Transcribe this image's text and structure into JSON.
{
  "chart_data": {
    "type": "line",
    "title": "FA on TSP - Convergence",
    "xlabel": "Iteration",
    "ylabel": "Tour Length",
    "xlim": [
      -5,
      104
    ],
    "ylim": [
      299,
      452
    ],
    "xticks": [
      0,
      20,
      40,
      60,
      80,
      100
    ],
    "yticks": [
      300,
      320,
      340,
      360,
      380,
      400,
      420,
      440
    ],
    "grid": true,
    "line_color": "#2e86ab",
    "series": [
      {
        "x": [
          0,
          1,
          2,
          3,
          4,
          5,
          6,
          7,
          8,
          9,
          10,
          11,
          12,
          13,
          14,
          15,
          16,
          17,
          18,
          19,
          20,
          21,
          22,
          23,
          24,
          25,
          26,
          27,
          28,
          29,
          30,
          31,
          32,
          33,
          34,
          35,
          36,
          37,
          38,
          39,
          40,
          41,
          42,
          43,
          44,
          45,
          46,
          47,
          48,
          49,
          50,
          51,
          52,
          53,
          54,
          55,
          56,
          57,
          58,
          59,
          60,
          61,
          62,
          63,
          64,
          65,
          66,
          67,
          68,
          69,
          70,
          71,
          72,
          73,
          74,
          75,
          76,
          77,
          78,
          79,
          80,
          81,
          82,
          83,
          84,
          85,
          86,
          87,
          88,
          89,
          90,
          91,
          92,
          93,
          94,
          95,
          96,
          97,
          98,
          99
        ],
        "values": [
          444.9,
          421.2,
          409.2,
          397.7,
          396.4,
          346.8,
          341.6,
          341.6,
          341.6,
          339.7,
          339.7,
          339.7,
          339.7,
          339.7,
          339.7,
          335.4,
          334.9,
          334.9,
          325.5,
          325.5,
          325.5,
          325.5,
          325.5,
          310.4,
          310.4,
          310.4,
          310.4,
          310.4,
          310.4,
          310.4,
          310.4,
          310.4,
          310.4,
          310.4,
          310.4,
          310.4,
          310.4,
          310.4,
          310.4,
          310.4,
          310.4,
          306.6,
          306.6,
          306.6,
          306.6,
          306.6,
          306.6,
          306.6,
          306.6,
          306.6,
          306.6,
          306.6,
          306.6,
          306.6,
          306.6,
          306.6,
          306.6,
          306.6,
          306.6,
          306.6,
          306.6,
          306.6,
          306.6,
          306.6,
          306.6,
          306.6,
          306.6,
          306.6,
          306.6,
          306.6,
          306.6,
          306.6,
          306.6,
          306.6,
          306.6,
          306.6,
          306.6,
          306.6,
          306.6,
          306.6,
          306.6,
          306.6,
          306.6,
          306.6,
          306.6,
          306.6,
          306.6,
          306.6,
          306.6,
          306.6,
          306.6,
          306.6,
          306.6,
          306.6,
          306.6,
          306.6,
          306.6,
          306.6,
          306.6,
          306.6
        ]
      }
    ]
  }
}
****
◆ **Work to be completed**
Your task is to reproduce the whole listing exactly.

◆ **Task output**
Transcribe this image's text and structure into JSON.
{
  "chart_data": {
    "type": "line",
    "title": "FA on TSP - Convergence",
    "xlabel": "Iteration",
    "ylabel": "Tour Length",
    "xlim": [
      -5,
      104
    ],
    "ylim": [
      299,
      452
    ],
    "xticks": [
      0,
      20,
      40,
      60,
      80,
      100
    ],
    "yticks": [
      300,
      320,
      340,
      360,
      380,
      400,
      420,
      440
    ],
    "grid": true,
    "line_color": "#2e86ab",
    "series": [
      {
        "x": [
          0,
          1,
          2,
          3,
          4,
          5,
          6,
          7,
          8,
          9,
          10,
          11,
          12,
          13,
          14,
          15,
          16,
          17,
          18,
          19,
          20,
          21,
          22,
          23,
          24,
          25,
          26,
          27,
          28,
          29,
          30,
          31,
          32,
          33,
          34,
          35,
          36,
          37,
          38,
          39,
          40,
          41,
          42,
          43,
          44,
          45,
          46,
          47,
          48,
          49,
          50,
          51,
          52,
          53,
          54,
          55,
          56,
          57,
          58,
          59,
          60,
          61,
          62,
          63,
          64,
          65,
          66,
          67,
          68,
          69,
          70,
          71,
          72,
          73,
          74,
          75,
          76,
          77,
          78,
          79,
          80,
          81,
          82,
          83,
          84,
          85,
          86,
          87,
          88,
          89,
          90,
          91,
          92,
          93,
          94,
          95,
          96,
          97,
          98,
          99
        ],
        "values": [
          444.9,
          421.2,
          409.2,
          397.7,
          396.4,
          346.8,
          341.6,
          341.6,
          341.6,
          339.7,
          339.7,
          339.7,
          339.7,
          339.7,
          339.7,
          335.4,
          334.9,
          334.9,
          325.5,
          325.5,
          325.5,
          325.5,
          325.5,
          310.4,
          310.4,
          310.4,
          310.4,
          310.4,
          310.4,
          310.4,
          310.4,
          310.4,
          310.4,
          310.4,
          310.4,
          310.4,
          310.4,
          310.4,
          310.4,
          310.4,
          310.4,
          306.6,
          306.6,
          306.6,
          306.6,
          306.6,
          306.6,
          306.6,
          306.6,
          306.6,
          306.6,
          306.6,
          306.6,
          306.6,
          306.6,
          306.6,
          306.6,
          306.6,
          306.6,
          306.6,
          306.6,
          306.6,
          306.6,
          306.6,
          306.6,
          306.6,
          306.6,
          306.6,
          306.6,
          306.6,
          306.6,
          306.6,
          306.6,
          306.6,
          306.6,
          306.6,
          306.6,
          306.6,
          306.6,
          306.6,
          306.6,
          306.6,
          306.6,
          306.6,
          306.6,
          306.6,
          306.6,
          306.6,
          306.6,
          306.6,
          306.6,
          306.6,
          306.6,
          306.6,
          306.6,
          306.6,
          306.6,
          306.6,
          306.6,
          306.6
        ]
      }
    ]
  }
}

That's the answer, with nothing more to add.